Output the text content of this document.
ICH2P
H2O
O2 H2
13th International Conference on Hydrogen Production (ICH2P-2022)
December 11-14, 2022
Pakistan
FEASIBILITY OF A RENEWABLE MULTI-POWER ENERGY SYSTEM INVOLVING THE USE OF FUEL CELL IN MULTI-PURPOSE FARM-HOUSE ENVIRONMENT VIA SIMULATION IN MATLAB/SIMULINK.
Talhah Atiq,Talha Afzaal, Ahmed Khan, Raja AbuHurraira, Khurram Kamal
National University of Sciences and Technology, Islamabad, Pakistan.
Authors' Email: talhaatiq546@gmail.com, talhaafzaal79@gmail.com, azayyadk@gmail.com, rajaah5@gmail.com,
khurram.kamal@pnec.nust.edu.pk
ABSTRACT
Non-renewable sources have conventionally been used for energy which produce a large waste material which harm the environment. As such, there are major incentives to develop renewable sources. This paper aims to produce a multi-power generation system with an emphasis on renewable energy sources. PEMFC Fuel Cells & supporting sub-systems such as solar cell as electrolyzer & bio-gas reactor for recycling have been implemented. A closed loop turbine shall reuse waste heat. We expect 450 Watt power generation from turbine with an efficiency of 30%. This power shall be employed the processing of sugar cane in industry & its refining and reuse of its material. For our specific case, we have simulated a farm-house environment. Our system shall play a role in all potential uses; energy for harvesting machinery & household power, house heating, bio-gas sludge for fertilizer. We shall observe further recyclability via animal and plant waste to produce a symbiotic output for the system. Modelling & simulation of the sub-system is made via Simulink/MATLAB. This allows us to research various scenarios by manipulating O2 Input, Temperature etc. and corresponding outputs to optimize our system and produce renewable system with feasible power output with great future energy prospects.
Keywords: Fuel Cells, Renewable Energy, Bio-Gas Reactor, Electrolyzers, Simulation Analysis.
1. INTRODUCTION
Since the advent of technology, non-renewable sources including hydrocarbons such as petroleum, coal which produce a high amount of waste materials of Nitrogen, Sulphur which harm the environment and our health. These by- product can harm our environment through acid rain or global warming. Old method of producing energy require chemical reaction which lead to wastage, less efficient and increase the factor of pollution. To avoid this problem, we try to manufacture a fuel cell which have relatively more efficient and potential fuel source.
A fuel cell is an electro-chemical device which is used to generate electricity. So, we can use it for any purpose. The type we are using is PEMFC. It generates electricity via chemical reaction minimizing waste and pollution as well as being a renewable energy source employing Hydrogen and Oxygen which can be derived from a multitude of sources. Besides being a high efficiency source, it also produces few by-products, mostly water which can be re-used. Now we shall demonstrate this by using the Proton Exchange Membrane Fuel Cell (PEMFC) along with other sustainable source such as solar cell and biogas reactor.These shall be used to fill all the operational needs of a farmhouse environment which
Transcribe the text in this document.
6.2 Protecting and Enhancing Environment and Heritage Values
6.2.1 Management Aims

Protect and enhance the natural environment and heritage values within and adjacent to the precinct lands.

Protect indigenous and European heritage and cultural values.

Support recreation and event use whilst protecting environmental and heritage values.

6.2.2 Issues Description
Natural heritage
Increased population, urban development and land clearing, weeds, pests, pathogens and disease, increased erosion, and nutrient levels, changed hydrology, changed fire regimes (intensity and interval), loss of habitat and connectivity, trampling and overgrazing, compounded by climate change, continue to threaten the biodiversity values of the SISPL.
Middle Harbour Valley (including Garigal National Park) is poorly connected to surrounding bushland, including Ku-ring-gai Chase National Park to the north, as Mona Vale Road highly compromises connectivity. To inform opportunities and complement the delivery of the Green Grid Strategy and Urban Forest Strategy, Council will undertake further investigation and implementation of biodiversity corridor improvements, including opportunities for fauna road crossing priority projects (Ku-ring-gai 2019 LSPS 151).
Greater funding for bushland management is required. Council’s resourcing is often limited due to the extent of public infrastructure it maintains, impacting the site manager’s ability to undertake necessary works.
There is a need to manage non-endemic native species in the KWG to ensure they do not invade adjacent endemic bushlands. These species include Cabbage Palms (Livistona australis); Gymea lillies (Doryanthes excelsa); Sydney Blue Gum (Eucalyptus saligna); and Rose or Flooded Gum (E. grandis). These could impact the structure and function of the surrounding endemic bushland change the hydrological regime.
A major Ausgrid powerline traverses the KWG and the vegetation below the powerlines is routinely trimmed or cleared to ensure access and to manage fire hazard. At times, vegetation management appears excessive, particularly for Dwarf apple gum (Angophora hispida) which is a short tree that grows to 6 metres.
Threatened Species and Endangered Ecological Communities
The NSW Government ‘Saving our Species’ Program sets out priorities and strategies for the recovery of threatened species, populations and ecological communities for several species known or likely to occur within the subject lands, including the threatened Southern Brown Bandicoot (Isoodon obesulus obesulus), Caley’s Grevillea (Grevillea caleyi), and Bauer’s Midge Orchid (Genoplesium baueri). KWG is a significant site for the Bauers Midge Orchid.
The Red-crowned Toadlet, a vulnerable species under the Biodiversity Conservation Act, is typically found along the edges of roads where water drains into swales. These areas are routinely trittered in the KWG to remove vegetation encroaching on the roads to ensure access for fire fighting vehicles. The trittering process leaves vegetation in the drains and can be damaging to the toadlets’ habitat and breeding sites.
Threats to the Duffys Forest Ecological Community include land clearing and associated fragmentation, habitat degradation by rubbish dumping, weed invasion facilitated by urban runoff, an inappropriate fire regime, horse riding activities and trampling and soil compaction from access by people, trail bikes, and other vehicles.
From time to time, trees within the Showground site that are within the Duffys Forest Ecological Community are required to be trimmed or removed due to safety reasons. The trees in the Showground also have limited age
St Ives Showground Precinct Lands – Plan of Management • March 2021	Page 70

■ ■ ■

Requirement:
Write out the whole listing again, exactly as it stands.

Your response:
Output the text content of this document.
ICH2P
H2O
O2 H2
13th International Conference on Hydrogen Production (ICH2P-2022)
December 11-14, 2022
Pakistan
FEASIBILITY OF A RENEWABLE MULTI-POWER ENERGY SYSTEM INVOLVING THE USE OF FUEL CELL IN MULTI-PURPOSE FARM-HOUSE ENVIRONMENT VIA SIMULATION IN MATLAB/SIMULINK.
Talhah Atiq,Talha Afzaal, Ahmed Khan, Raja AbuHurraira, Khurram Kamal
National University of Sciences and Technology, Islamabad, Pakistan.
Authors' Email: talhaatiq546@gmail.com, talhaafzaal79@gmail.com, azayyadk@gmail.com, rajaah5@gmail.com,
khurram.kamal@pnec.nust.edu.pk
ABSTRACT
Non-renewable sources have conventionally been used for energy which produce a large waste material which harm the environment. As such, there are major incentives to develop renewable sources. This paper aims to produce a multi-power generation system with an emphasis on renewable energy sources. PEMFC Fuel Cells & supporting sub-systems such as solar cell as electrolyzer & bio-gas reactor for recycling have been implemented. A closed loop turbine shall reuse waste heat. We expect 450 Watt power generation from turbine with an efficiency of 30%. This power shall be employed the processing of sugar cane in industry & its refining and reuse of its material. For our specific case, we have simulated a farm-house environment. Our system shall play a role in all potential uses; energy for harvesting machinery & household power, house heating, bio-gas sludge for fertilizer. We shall observe further recyclability via animal and plant waste to produce a symbiotic output for the system. Modelling & simulation of the sub-system is made via Simulink/MATLAB. This allows us to research various scenarios by manipulating O2 Input, Temperature etc. and corresponding outputs to optimize our system and produce renewable system with feasible power output with great future energy prospects.
Keywords: Fuel Cells, Renewable Energy, Bio-Gas Reactor, Electrolyzers, Simulation Analysis.
1. INTRODUCTION
Since the advent of technology, non-renewable sources including hydrocarbons such as petroleum, coal which produce a high amount of waste materials of Nitrogen, Sulphur which harm the environment and our health. These by- product can harm our environment through acid rain or global warming. Old method of producing energy require chemical reaction which lead to wastage, less efficient and increase the factor of pollution. To avoid this problem, we try to manufacture a fuel cell which have relatively more efficient and potential fuel source.
A fuel cell is an electro-chemical device which is used to generate electricity. So, we can use it for any purpose. The type we are using is PEMFC. It generates electricity via chemical reaction minimizing waste and pollution as well as being a renewable energy source employing Hydrogen and Oxygen which can be derived from a multitude of sources. Besides being a high efficiency source, it also produces few by-products, mostly water which can be re-used. Now we shall demonstrate this by using the Proton Exchange Membrane Fuel Cell (PEMFC) along with other sustainable source such as solar cell and biogas reactor.These shall be used to fill all the operational needs of a farmhouse environment which
Transcribe the text in this document.
6.2 Protecting and Enhancing Environment and Heritage Values
6.2.1 Management Aims

Protect and enhance the natural environment and heritage values within and adjacent to the precinct lands.

Protect indigenous and European heritage and cultural values.

Support recreation and event use whilst protecting environmental and heritage values.

6.2.2 Issues Description
Natural heritage
Increased population, urban development and land clearing, weeds, pests, pathogens and disease, increased erosion, and nutrient levels, changed hydrology, changed fire regimes (intensity and interval), loss of habitat and connectivity, trampling and overgrazing, compounded by climate change, continue to threaten the biodiversity values of the SISPL.
Middle Harbour Valley (including Garigal National Park) is poorly connected to surrounding bushland, including Ku-ring-gai Chase National Park to the north, as Mona Vale Road highly compromises connectivity. To inform opportunities and complement the delivery of the Green Grid Strategy and Urban Forest Strategy, Council will undertake further investigation and implementation of biodiversity corridor improvements, including opportunities for fauna road crossing priority projects (Ku-ring-gai 2019 LSPS 151).
Greater funding for bushland management is required. Council’s resourcing is often limited due to the extent of public infrastructure it maintains, impacting the site manager’s ability to undertake necessary works.
There is a need to manage non-endemic native species in the KWG to ensure they do not invade adjacent endemic bushlands. These species include Cabbage Palms (Livistona australis); Gymea lillies (Doryanthes excelsa); Sydney Blue Gum (Eucalyptus saligna); and Rose or Flooded Gum (E. grandis). These could impact the structure and function of the surrounding endemic bushland change the hydrological regime.
A major Ausgrid powerline traverses the KWG and the vegetation below the powerlines is routinely trimmed or cleared to ensure access and to manage fire hazard. At times, vegetation management appears excessive, particularly for Dwarf apple gum (Angophora hispida) which is a short tree that grows to 6 metres.
Threatened Species and Endangered Ecological Communities
The NSW Government ‘Saving our Species’ Program sets out priorities and strategies for the recovery of threatened species, populations and ecological communities for several species known or likely to occur within the subject lands, including the threatened Southern Brown Bandicoot (Isoodon obesulus obesulus), Caley’s Grevillea (Grevillea caleyi), and Bauer’s Midge Orchid (Genoplesium baueri). KWG is a significant site for the Bauers Midge Orchid.
The Red-crowned Toadlet, a vulnerable species under the Biodiversity Conservation Act, is typically found along the edges of roads where water drains into swales. These areas are routinely trittered in the KWG to remove vegetation encroaching on the roads to ensure access for fire fighting vehicles. The trittering process leaves vegetation in the drains and can be damaging to the toadlets’ habitat and breeding sites.
Threats to the Duffys Forest Ecological Community include land clearing and associated fragmentation, habitat degradation by rubbish dumping, weed invasion facilitated by urban runoff, an inappropriate fire regime, horse riding activities and trampling and soil compaction from access by people, trail bikes, and other vehicles.
From time to time, trees within the Showground site that are within the Duffys Forest Ecological Community are required to be trimmed or removed due to safety reasons. The trees in the Showground also have limited age
St Ives Showground Precinct Lands – Plan of Management • March 2021	Page 70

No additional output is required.